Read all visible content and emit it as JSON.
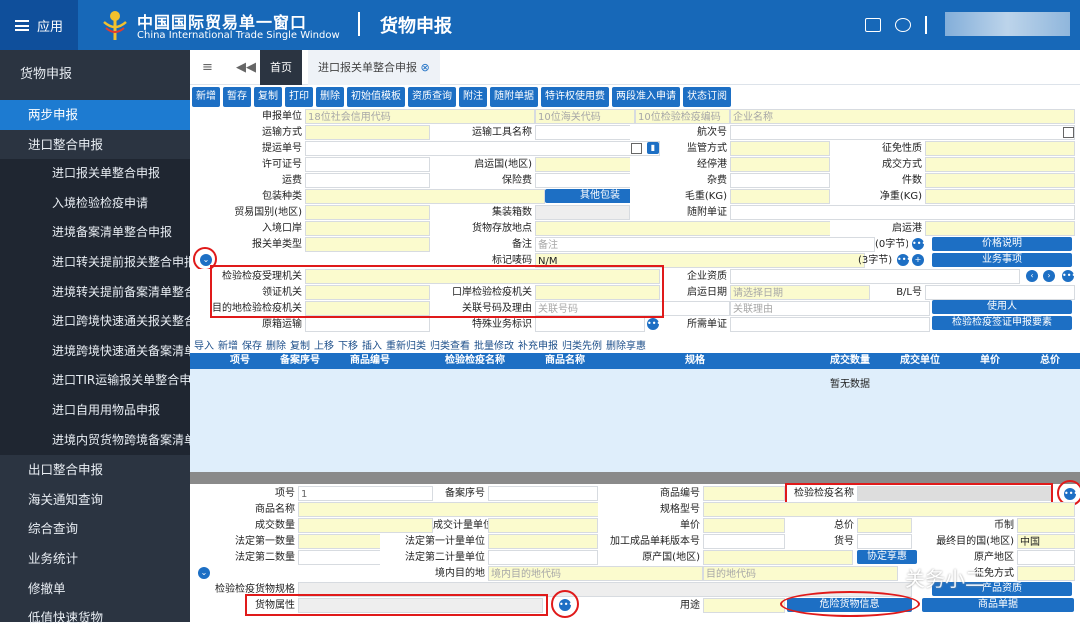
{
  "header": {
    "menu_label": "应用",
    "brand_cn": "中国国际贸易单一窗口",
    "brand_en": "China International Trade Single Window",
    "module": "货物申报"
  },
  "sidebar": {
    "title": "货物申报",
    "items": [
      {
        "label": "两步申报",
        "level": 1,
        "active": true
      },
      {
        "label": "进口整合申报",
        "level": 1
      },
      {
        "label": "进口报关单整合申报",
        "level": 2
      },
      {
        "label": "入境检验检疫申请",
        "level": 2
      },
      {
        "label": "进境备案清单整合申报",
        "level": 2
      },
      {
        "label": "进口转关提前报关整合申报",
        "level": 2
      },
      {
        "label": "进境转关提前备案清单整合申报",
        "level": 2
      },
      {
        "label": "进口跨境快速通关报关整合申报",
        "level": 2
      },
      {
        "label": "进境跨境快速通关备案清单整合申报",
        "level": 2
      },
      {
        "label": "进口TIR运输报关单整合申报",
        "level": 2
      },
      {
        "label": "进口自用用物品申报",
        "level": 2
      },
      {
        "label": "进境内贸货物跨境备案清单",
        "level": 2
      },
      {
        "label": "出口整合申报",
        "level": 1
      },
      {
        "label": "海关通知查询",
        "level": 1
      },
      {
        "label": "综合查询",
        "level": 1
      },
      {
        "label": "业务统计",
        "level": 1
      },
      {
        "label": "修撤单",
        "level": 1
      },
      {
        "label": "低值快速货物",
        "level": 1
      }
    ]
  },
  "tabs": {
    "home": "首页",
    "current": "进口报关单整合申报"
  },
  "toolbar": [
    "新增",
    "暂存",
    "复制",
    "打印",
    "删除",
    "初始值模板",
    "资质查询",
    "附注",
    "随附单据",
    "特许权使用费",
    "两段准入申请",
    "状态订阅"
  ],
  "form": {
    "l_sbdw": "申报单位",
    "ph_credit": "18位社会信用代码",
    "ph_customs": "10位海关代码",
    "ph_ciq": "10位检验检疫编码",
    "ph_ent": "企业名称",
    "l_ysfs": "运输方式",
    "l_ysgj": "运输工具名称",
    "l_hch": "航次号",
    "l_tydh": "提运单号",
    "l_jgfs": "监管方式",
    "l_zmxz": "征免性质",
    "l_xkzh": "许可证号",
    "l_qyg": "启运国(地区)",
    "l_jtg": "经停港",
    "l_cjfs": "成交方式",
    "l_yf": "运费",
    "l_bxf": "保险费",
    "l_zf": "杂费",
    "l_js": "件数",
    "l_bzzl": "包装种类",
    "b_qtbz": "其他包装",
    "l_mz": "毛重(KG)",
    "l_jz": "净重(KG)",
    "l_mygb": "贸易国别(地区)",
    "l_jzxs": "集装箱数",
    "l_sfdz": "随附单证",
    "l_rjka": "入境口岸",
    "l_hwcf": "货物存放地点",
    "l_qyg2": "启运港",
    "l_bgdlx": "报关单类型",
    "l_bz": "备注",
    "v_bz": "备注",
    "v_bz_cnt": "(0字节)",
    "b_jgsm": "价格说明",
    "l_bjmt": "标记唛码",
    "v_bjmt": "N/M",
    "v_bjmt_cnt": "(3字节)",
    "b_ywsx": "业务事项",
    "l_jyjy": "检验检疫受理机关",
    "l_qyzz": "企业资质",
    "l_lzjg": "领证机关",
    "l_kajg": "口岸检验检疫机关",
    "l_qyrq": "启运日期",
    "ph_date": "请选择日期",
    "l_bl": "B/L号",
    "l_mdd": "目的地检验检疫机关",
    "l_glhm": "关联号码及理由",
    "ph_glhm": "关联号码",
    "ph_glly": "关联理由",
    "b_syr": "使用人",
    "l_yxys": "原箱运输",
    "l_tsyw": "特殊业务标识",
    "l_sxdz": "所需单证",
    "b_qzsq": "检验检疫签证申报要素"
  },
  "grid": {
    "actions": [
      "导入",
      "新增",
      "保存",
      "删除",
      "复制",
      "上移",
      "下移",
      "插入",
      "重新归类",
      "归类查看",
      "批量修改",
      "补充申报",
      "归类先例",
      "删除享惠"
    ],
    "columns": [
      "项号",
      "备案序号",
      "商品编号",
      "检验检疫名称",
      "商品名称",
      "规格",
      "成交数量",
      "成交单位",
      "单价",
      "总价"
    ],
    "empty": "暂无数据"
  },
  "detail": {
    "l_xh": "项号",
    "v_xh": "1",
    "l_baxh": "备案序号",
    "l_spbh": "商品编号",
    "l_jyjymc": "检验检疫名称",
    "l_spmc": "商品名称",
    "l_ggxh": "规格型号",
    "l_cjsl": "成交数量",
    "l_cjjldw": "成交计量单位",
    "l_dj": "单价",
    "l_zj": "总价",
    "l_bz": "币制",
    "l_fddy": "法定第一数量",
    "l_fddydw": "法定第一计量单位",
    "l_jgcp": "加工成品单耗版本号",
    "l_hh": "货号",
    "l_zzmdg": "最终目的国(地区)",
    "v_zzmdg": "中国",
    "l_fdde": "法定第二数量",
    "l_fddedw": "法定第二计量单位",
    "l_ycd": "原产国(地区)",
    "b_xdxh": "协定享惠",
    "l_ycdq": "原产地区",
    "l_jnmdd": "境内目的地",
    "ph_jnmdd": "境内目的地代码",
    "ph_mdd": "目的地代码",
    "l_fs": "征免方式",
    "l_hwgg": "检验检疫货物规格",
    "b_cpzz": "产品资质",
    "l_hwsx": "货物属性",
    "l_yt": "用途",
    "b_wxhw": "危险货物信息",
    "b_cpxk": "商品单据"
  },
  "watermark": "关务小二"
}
_ _ _ _
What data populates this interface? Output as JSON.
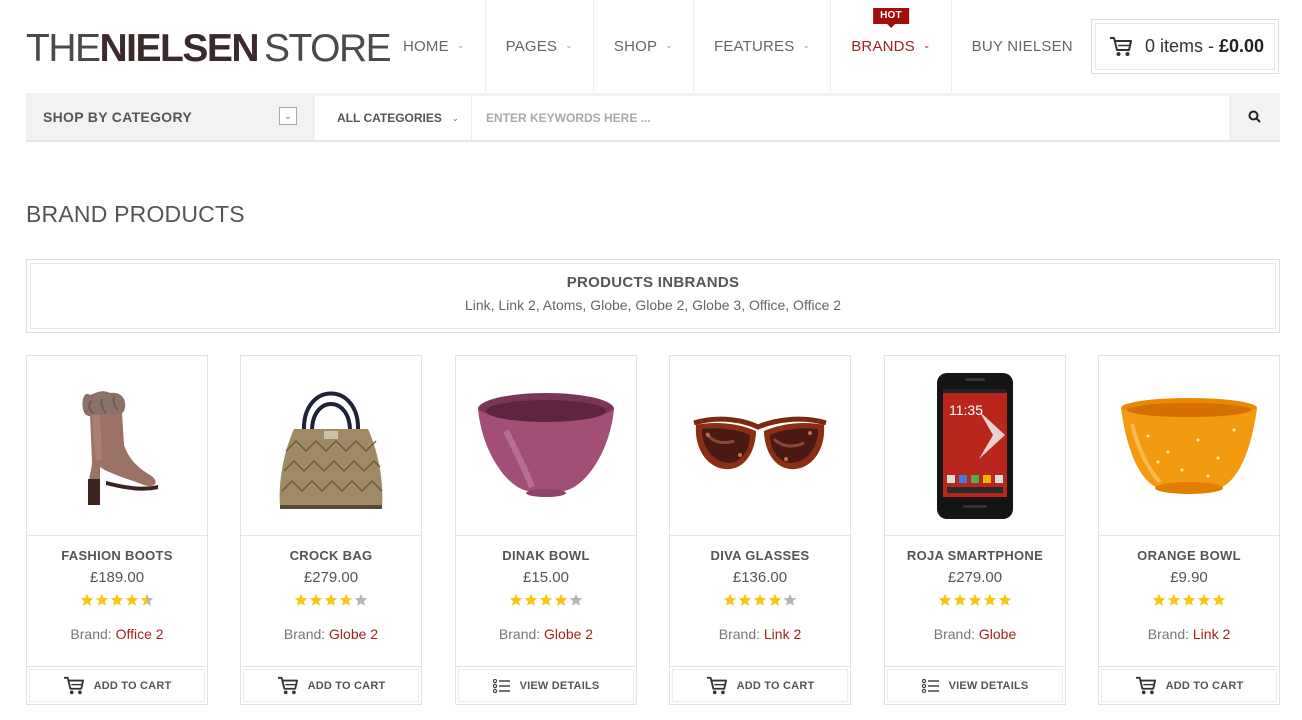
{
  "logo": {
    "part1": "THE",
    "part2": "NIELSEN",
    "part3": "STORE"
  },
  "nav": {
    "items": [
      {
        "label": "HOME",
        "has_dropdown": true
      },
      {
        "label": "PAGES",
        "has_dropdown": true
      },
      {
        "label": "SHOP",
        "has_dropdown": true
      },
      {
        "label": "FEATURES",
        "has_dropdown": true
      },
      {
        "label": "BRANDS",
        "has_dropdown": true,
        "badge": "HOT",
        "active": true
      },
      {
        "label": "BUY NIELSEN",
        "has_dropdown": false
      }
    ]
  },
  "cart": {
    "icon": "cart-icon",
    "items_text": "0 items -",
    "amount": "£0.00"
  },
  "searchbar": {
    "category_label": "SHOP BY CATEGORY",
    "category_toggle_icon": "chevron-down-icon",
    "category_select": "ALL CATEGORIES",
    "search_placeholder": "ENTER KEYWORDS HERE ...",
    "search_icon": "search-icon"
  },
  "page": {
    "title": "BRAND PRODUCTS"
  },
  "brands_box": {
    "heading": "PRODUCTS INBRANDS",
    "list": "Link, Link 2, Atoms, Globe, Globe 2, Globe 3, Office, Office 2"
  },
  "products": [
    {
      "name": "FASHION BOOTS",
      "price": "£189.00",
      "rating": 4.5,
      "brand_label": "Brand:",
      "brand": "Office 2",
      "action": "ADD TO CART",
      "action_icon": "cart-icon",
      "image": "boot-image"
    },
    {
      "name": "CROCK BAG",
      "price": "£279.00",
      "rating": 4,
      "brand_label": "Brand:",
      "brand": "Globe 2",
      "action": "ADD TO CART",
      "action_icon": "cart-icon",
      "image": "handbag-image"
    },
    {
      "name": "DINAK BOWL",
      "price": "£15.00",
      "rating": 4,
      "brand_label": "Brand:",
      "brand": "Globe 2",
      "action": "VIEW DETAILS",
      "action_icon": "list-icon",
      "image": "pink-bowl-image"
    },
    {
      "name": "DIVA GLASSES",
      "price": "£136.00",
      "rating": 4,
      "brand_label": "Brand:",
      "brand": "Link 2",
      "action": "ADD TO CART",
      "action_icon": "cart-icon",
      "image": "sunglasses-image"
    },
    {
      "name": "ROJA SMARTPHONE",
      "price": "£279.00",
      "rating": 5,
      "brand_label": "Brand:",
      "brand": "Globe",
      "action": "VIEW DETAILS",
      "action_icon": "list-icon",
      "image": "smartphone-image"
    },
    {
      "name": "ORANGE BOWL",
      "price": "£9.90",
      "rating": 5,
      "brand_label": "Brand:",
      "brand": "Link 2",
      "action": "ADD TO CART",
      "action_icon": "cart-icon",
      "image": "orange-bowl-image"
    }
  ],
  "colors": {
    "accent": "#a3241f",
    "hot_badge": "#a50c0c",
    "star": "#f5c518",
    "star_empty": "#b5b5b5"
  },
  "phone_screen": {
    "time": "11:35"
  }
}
_ _ _ _
» **Directions**
Look through the records and gather each line with the word "name".

» **Correct output**
      "name": "FASHION BOOTS",
      "name": "CROCK BAG",
      "name": "DINAK BOWL",
      "name": "DIVA GLASSES",
      "name": "ROJA SMARTPHONE",
      "name": "ORANGE BOWL",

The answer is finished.